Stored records
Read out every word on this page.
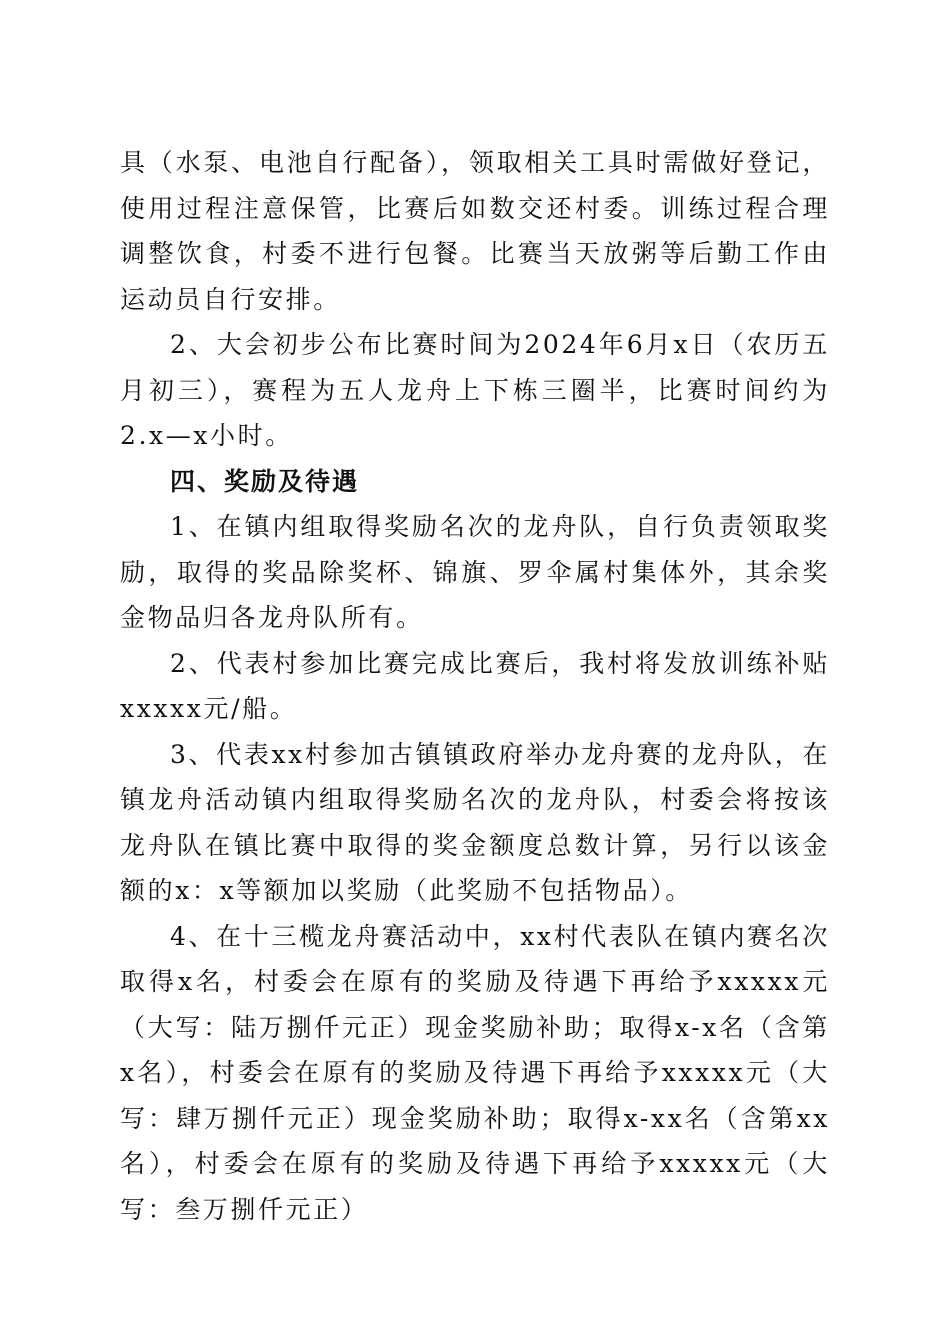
具（水泵、电池自行配备），领取相关工具时需做好登记，使用过程注意保管，比赛后如数交还村委。训练过程合理调整饮食，村委不进行包餐。比赛当天放粥等后勤工作由运动员自行安排。

2、大会初步公布比赛时间为2024年6月x日（农历五月初三），赛程为五人龙舟上下栋三圈半，比赛时间约为2.x—x小时。

四、奖励及待遇

1、在镇内组取得奖励名次的龙舟队，自行负责领取奖励，取得的奖品除奖杯、锦旗、罗伞属村集体外，其余奖金物品归各龙舟队所有。

2、代表村参加比赛完成比赛后，我村将发放训练补贴xxxxx元/船。

3、代表xx村参加古镇镇政府举办龙舟赛的龙舟队，在镇龙舟活动镇内组取得奖励名次的龙舟队，村委会将按该龙舟队在镇比赛中取得的奖金额度总数计算，另行以该金额的x：x等额加以奖励（此奖励不包括物品）。

4、在十三榄龙舟赛活动中，xx村代表队在镇内赛名次取得x名，村委会在原有的奖励及待遇下再给予xxxxx元（大写：陆万捌仟元正）现金奖励补助；取得x-x名（含第x名），村委会在原有的奖励及待遇下再给予xxxxx元（大写：肆万捌仟元正）现金奖励补助；取得x-xx名（含第xx名），村委会在原有的奖励及待遇下再给予xxxxx元（大写：叁万捌仟元正）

Task brief. Copy each line exactly, and leave the pictures out of your copy.

Result.
Read out every word on this page.
具（水泵、电池自行配备），领取相关工具时需做好登记，使用过程注意保管，比赛后如数交还村委。训练过程合理调整饮食，村委不进行包餐。比赛当天放粥等后勤工作由运动员自行安排。

2、大会初步公布比赛时间为2024年6月x日（农历五月初三），赛程为五人龙舟上下栋三圈半，比赛时间约为2.x—x小时。

四、奖励及待遇

1、在镇内组取得奖励名次的龙舟队，自行负责领取奖励，取得的奖品除奖杯、锦旗、罗伞属村集体外，其余奖金物品归各龙舟队所有。

2、代表村参加比赛完成比赛后，我村将发放训练补贴xxxxx元/船。

3、代表xx村参加古镇镇政府举办龙舟赛的龙舟队，在镇龙舟活动镇内组取得奖励名次的龙舟队，村委会将按该龙舟队在镇比赛中取得的奖金额度总数计算，另行以该金额的x：x等额加以奖励（此奖励不包括物品）。

4、在十三榄龙舟赛活动中，xx村代表队在镇内赛名次取得x名，村委会在原有的奖励及待遇下再给予xxxxx元（大写：陆万捌仟元正）现金奖励补助；取得x-x名（含第x名），村委会在原有的奖励及待遇下再给予xxxxx元（大写：肆万捌仟元正）现金奖励补助；取得x-xx名（含第xx名），村委会在原有的奖励及待遇下再给予xxxxx元（大写：叁万捌仟元正）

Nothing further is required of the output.